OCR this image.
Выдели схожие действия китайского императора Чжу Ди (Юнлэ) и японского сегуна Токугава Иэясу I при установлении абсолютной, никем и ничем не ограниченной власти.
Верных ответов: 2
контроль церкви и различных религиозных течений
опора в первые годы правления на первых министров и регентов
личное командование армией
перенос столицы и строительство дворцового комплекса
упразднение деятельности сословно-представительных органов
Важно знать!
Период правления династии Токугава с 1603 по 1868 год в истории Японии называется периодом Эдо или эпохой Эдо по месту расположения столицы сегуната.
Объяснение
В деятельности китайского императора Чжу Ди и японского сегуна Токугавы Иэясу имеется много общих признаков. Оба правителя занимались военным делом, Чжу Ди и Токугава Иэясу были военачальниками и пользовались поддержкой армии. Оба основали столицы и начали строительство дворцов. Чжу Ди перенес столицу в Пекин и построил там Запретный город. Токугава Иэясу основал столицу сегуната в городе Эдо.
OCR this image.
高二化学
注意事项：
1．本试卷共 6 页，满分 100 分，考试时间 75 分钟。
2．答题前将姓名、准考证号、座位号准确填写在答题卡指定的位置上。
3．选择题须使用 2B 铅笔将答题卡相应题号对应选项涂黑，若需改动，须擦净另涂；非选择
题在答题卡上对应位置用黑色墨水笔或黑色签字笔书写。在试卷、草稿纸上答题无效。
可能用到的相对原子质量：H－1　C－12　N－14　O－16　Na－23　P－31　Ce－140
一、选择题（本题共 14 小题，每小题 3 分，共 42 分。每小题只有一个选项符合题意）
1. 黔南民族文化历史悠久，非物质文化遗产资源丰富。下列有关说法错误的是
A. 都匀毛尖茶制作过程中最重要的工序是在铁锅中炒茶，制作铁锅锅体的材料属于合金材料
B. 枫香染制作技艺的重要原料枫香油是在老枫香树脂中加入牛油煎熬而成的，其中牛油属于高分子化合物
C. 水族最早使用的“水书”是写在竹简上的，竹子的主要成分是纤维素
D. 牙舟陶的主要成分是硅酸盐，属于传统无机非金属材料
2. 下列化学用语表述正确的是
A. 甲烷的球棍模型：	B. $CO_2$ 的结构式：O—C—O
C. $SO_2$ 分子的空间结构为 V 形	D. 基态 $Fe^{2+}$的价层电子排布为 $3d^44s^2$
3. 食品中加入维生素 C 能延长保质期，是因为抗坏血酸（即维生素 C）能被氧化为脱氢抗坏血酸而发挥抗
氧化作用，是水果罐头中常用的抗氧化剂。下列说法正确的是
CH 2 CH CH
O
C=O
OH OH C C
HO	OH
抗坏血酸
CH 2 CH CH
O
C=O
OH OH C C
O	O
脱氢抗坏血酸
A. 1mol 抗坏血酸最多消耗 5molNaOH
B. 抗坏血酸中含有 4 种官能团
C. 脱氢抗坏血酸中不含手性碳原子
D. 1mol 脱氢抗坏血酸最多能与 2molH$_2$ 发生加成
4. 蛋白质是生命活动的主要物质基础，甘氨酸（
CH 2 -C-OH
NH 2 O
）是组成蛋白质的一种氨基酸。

▶ [Set task] Count every line of the records that holds "строительство". State the number, nothing else.

▶ [Result] 2